== Records shown ==

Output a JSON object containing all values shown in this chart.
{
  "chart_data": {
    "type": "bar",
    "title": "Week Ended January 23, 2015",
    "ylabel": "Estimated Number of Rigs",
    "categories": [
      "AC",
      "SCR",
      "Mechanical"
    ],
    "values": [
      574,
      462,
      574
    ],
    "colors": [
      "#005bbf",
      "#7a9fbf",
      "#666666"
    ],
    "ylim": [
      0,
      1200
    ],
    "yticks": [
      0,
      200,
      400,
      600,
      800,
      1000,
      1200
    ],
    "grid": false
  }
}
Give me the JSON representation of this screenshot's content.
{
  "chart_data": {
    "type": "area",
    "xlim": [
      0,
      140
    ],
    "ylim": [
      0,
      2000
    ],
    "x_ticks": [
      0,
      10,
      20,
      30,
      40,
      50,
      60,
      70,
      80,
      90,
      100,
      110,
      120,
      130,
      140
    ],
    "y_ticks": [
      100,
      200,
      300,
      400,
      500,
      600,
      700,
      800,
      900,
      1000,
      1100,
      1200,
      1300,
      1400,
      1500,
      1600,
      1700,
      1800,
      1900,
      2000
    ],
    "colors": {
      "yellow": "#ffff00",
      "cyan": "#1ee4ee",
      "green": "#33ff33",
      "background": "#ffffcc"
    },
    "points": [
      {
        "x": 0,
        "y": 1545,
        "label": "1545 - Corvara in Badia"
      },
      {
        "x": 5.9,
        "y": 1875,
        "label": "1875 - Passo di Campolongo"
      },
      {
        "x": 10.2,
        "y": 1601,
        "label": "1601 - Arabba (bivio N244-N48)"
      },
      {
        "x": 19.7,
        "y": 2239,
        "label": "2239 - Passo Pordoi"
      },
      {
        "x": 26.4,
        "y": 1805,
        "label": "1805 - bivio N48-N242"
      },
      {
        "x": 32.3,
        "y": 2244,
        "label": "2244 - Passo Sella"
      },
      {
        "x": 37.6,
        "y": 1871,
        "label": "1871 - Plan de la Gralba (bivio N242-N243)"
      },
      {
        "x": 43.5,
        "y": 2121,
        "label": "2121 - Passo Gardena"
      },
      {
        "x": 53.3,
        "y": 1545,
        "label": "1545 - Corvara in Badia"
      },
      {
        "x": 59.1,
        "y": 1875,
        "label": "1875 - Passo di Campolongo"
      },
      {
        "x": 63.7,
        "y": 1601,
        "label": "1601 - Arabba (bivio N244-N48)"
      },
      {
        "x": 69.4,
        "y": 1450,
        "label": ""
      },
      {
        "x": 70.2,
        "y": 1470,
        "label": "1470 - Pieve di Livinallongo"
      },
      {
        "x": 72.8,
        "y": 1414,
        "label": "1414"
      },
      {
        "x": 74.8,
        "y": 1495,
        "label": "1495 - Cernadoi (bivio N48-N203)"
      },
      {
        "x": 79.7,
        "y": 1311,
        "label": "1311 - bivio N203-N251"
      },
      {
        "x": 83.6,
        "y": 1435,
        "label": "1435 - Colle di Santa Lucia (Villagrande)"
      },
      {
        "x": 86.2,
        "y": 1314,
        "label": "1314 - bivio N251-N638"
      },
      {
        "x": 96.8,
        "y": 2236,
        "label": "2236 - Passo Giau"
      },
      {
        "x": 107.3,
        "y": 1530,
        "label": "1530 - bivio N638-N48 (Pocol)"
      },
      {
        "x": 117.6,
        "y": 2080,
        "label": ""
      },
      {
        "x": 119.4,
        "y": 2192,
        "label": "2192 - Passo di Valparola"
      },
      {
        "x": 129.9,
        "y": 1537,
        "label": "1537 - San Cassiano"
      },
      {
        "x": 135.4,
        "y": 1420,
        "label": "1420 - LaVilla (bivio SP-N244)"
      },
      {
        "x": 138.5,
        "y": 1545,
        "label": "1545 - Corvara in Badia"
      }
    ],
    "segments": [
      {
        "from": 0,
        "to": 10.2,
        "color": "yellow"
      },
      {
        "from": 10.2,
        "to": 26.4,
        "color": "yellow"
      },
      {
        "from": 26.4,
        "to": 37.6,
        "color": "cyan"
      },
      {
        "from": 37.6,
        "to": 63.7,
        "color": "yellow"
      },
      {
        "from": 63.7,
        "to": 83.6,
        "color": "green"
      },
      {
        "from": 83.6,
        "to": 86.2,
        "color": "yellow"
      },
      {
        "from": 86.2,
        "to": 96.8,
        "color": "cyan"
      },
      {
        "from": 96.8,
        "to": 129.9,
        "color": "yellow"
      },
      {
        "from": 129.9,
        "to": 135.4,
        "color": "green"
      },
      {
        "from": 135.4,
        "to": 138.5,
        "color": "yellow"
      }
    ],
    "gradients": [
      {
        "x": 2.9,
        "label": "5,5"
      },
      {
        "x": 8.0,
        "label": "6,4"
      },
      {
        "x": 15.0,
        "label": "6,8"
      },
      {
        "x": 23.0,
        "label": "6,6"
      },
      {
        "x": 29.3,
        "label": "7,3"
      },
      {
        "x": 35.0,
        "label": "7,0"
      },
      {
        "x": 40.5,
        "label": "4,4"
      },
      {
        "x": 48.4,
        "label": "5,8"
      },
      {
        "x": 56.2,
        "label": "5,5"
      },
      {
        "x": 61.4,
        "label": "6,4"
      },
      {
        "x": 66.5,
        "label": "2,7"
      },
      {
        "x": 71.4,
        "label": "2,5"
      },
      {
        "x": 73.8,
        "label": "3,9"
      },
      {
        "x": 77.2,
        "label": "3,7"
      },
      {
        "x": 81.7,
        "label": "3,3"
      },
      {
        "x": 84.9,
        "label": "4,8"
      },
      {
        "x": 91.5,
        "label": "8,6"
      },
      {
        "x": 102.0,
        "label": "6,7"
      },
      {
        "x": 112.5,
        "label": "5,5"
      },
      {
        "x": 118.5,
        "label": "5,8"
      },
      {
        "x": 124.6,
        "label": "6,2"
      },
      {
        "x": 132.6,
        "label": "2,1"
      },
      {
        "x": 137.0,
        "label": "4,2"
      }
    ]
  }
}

===

*Work to complete:* Keep only those lines of the records that hold "Passo", and return them.

*Response to the exercise:*
        "label": "1875 - Passo di Campolongo"
        "label": "2239 - Passo Pordoi"
        "label": "2244 - Passo Sella"
        "label": "2121 - Passo Gardena"
        "label": "1875 - Passo di Campolongo"
        "label": "2236 - Passo Giau"
        "label": "2192 - Passo di Valparola"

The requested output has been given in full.